• **Work to do**: Copy out, exactly as given, every line from the line with "Transcribe this image's" to the end of the listing, both of those lines included.

• **The records**:

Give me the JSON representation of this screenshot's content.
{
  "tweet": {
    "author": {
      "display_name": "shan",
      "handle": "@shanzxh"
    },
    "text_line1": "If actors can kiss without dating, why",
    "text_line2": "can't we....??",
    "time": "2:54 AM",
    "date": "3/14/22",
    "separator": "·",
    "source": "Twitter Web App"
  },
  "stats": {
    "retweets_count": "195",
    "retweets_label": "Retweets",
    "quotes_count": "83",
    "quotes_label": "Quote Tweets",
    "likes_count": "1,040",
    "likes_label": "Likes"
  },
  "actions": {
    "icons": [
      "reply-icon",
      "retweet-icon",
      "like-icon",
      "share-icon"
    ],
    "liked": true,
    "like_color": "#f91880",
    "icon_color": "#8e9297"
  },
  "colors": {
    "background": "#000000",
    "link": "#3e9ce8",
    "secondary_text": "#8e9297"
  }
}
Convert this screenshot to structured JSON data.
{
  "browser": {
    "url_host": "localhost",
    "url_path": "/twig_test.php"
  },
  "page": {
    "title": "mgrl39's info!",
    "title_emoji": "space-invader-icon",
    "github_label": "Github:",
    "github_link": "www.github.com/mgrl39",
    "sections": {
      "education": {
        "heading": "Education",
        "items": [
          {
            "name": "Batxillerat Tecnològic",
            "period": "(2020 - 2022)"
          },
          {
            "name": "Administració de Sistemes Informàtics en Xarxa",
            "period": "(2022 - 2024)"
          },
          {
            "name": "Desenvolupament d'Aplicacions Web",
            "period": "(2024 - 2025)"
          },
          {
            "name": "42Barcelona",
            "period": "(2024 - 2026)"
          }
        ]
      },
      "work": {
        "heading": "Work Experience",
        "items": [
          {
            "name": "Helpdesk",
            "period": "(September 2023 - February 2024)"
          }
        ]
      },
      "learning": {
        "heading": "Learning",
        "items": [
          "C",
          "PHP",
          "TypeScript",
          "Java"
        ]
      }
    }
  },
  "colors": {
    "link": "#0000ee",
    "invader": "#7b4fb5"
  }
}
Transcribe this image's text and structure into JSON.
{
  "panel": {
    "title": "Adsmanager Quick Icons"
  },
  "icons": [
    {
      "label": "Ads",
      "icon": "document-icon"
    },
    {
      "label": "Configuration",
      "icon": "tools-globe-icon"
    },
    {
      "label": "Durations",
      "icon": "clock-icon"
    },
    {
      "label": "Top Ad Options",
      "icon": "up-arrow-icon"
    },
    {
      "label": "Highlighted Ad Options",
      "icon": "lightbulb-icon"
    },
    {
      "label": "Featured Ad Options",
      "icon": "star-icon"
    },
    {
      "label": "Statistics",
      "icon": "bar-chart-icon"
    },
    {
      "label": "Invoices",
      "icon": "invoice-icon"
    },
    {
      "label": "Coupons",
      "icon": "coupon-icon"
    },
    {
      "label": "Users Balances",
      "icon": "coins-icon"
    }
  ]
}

• **Complete output**:
Transcribe this image's text and structure into JSON.
{
  "panel": {
    "title": "Adsmanager Quick Icons"
  },
  "icons": [
    {
      "label": "Ads",
      "icon": "document-icon"
    },
    {
      "label": "Configuration",
      "icon": "tools-globe-icon"
    },
    {
      "label": "Durations",
      "icon": "clock-icon"
    },
    {
      "label": "Top Ad Options",
      "icon": "up-arrow-icon"
    },
    {
      "label": "Highlighted Ad Options",
      "icon": "lightbulb-icon"
    },
    {
      "label": "Featured Ad Options",
      "icon": "star-icon"
    },
    {
      "label": "Statistics",
      "icon": "bar-chart-icon"
    },
    {
      "label": "Invoices",
      "icon": "invoice-icon"
    },
    {
      "label": "Coupons",
      "icon": "coupon-icon"
    },
    {
      "label": "Users Balances",
      "icon": "coins-icon"
    }
  ]
}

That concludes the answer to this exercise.